** start of Data provided **

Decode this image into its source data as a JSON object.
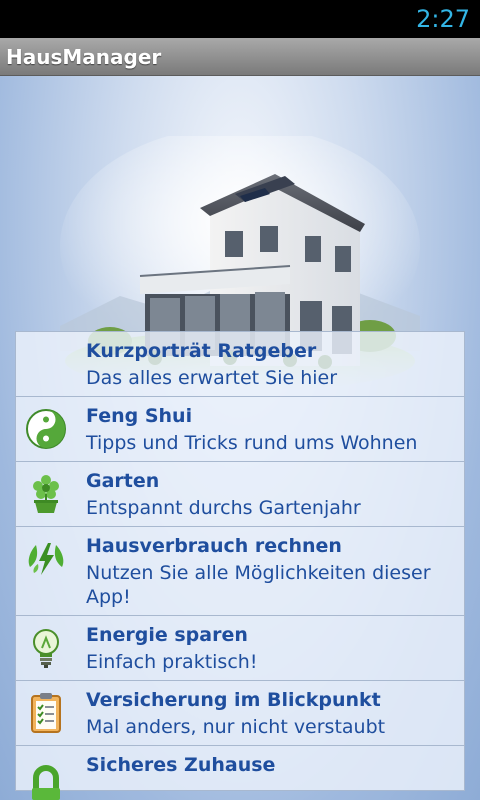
{
  "status_bar": {
    "time": "2:27"
  },
  "app": {
    "title": "HausManager"
  },
  "menu": {
    "items": [
      {
        "title": "Kurzporträt Ratgeber",
        "subtitle": "Das alles erwartet Sie hier",
        "icon": "none"
      },
      {
        "title": "Feng Shui",
        "subtitle": "Tipps und Tricks rund ums Wohnen",
        "icon": "yin-yang-icon"
      },
      {
        "title": "Garten",
        "subtitle": "Entspannt durchs Gartenjahr",
        "icon": "flower-pot-icon"
      },
      {
        "title": "Hausverbrauch rechnen",
        "subtitle": "Nutzen Sie alle Möglichkeiten dieser App!",
        "icon": "energy-leaves-icon"
      },
      {
        "title": "Energie sparen",
        "subtitle": "Einfach praktisch!",
        "icon": "light-bulb-icon"
      },
      {
        "title": "Versicherung im Blickpunkt",
        "subtitle": "Mal anders, nur nicht verstaubt",
        "icon": "clipboard-checklist-icon"
      },
      {
        "title": "Sicheres Zuhause",
        "subtitle": "",
        "icon": "padlock-icon"
      }
    ]
  },
  "colors": {
    "accent": "#33b5e5",
    "item_text": "#1f4e9e",
    "background": "#9fb9de"
  }
}
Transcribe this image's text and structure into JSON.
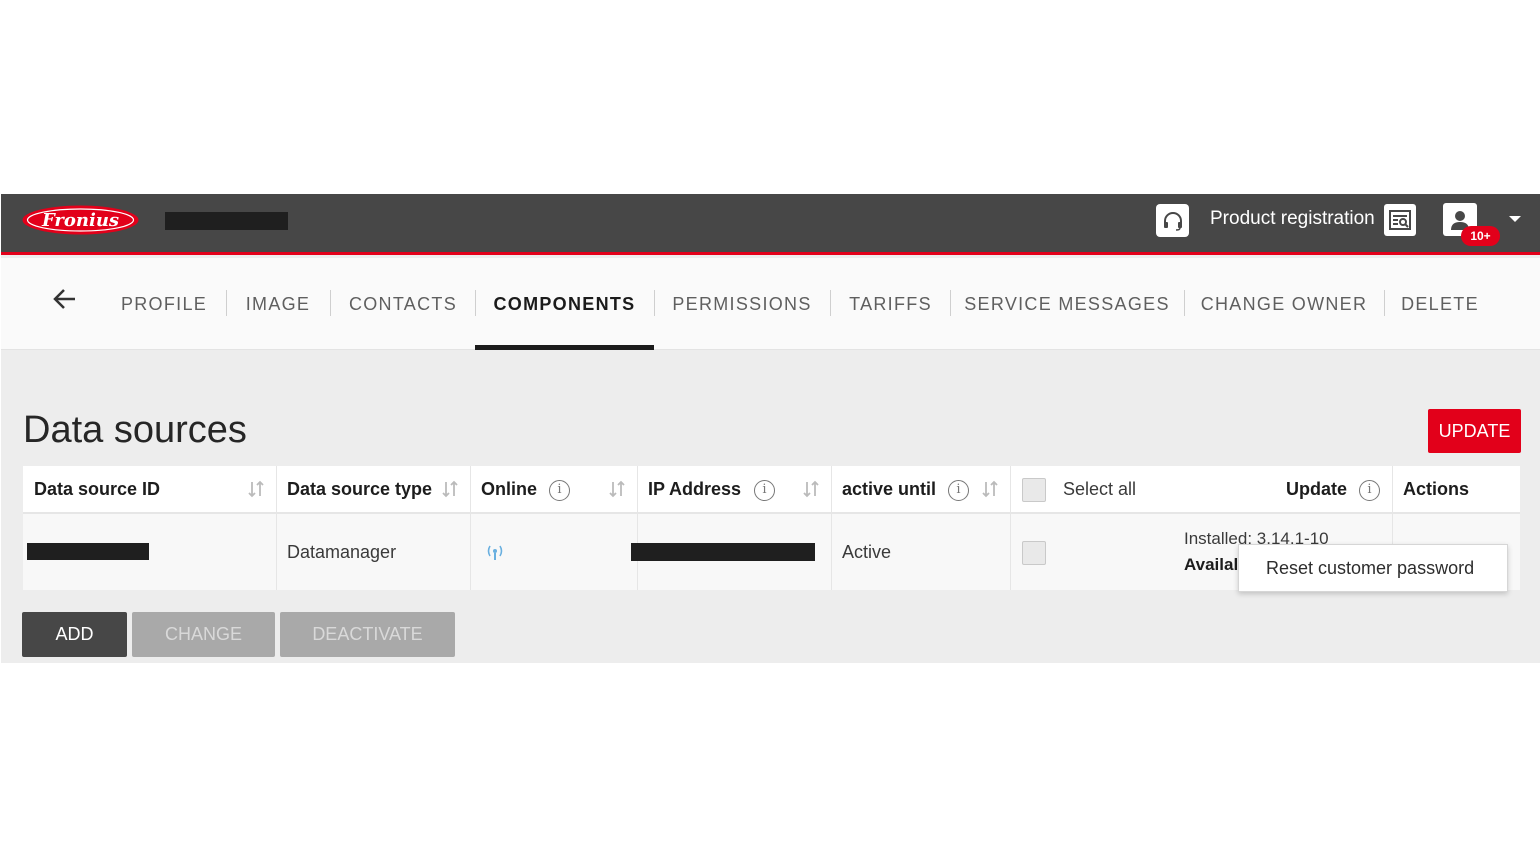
{
  "brand": {
    "logo_text": "Fronius",
    "accent": "#e2001a"
  },
  "header": {
    "product_registration": "Product registration",
    "notification_badge": "10+"
  },
  "tabs": [
    {
      "label": "PROFILE"
    },
    {
      "label": "IMAGE"
    },
    {
      "label": "CONTACTS"
    },
    {
      "label": "COMPONENTS",
      "active": true
    },
    {
      "label": "PERMISSIONS"
    },
    {
      "label": "TARIFFS"
    },
    {
      "label": "SERVICE MESSAGES"
    },
    {
      "label": "CHANGE OWNER"
    },
    {
      "label": "DELETE"
    }
  ],
  "page": {
    "title": "Data sources",
    "update_label": "UPDATE"
  },
  "table": {
    "headers": {
      "id": "Data source ID",
      "type": "Data source type",
      "online": "Online",
      "ip": "IP Address",
      "active_until": "active until",
      "select_all": "Select all",
      "update": "Update",
      "actions": "Actions"
    },
    "rows": [
      {
        "type": "Datamanager",
        "active_until": "Active",
        "installed": "Installed: 3.14.1-10",
        "available": "Availal"
      }
    ]
  },
  "popup": {
    "label": "Reset customer password"
  },
  "buttons": {
    "add": "ADD",
    "change": "CHANGE",
    "deactivate": "DEACTIVATE"
  },
  "icons": [
    "headset-icon",
    "product-registration-icon",
    "user-icon",
    "back-arrow-icon",
    "sort-icon",
    "info-icon",
    "wifi-icon"
  ]
}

** end of Data provided **

The listing above must be printed again exactly, minus its pictures.

Decode this image into its source data as a JSON object.
{
  "status_bar": {
    "time": "2:27"
  },
  "app": {
    "title": "HausManager"
  },
  "menu": {
    "items": [
      {
        "title": "Kurzporträt Ratgeber",
        "subtitle": "Das alles erwartet Sie hier",
        "icon": "none"
      },
      {
        "title": "Feng Shui",
        "subtitle": "Tipps und Tricks rund ums Wohnen",
        "icon": "yin-yang-icon"
      },
      {
        "title": "Garten",
        "subtitle": "Entspannt durchs Gartenjahr",
        "icon": "flower-pot-icon"
      },
      {
        "title": "Hausverbrauch rechnen",
        "subtitle": "Nutzen Sie alle Möglichkeiten dieser App!",
        "icon": "energy-leaves-icon"
      },
      {
        "title": "Energie sparen",
        "subtitle": "Einfach praktisch!",
        "icon": "light-bulb-icon"
      },
      {
        "title": "Versicherung im Blickpunkt",
        "subtitle": "Mal anders, nur nicht verstaubt",
        "icon": "clipboard-checklist-icon"
      },
      {
        "title": "Sicheres Zuhause",
        "subtitle": "",
        "icon": "padlock-icon"
      }
    ]
  },
  "colors": {
    "accent": "#33b5e5",
    "item_text": "#1f4e9e",
    "background": "#9fb9de"
  }
}
Transcribe this image's text and structure into JSON.
{
  "brand": {
    "logo_text": "Fronius",
    "accent": "#e2001a"
  },
  "header": {
    "product_registration": "Product registration",
    "notification_badge": "10+"
  },
  "tabs": [
    {
      "label": "PROFILE"
    },
    {
      "label": "IMAGE"
    },
    {
      "label": "CONTACTS"
    },
    {
      "label": "COMPONENTS",
      "active": true
    },
    {
      "label": "PERMISSIONS"
    },
    {
      "label": "TARIFFS"
    },
    {
      "label": "SERVICE MESSAGES"
    },
    {
      "label": "CHANGE OWNER"
    },
    {
      "label": "DELETE"
    }
  ],
  "page": {
    "title": "Data sources",
    "update_label": "UPDATE"
  },
  "table": {
    "headers": {
      "id": "Data source ID",
      "type": "Data source type",
      "online": "Online",
      "ip": "IP Address",
      "active_until": "active until",
      "select_all": "Select all",
      "update": "Update",
      "actions": "Actions"
    },
    "rows": [
      {
        "type": "Datamanager",
        "active_until": "Active",
        "installed": "Installed: 3.14.1-10",
        "available": "Availal"
      }
    ]
  },
  "popup": {
    "label": "Reset customer password"
  },
  "buttons": {
    "add": "ADD",
    "change": "CHANGE",
    "deactivate": "DEACTIVATE"
  },
  "icons": [
    "headset-icon",
    "product-registration-icon",
    "user-icon",
    "back-arrow-icon",
    "sort-icon",
    "info-icon",
    "wifi-icon"
  ]
}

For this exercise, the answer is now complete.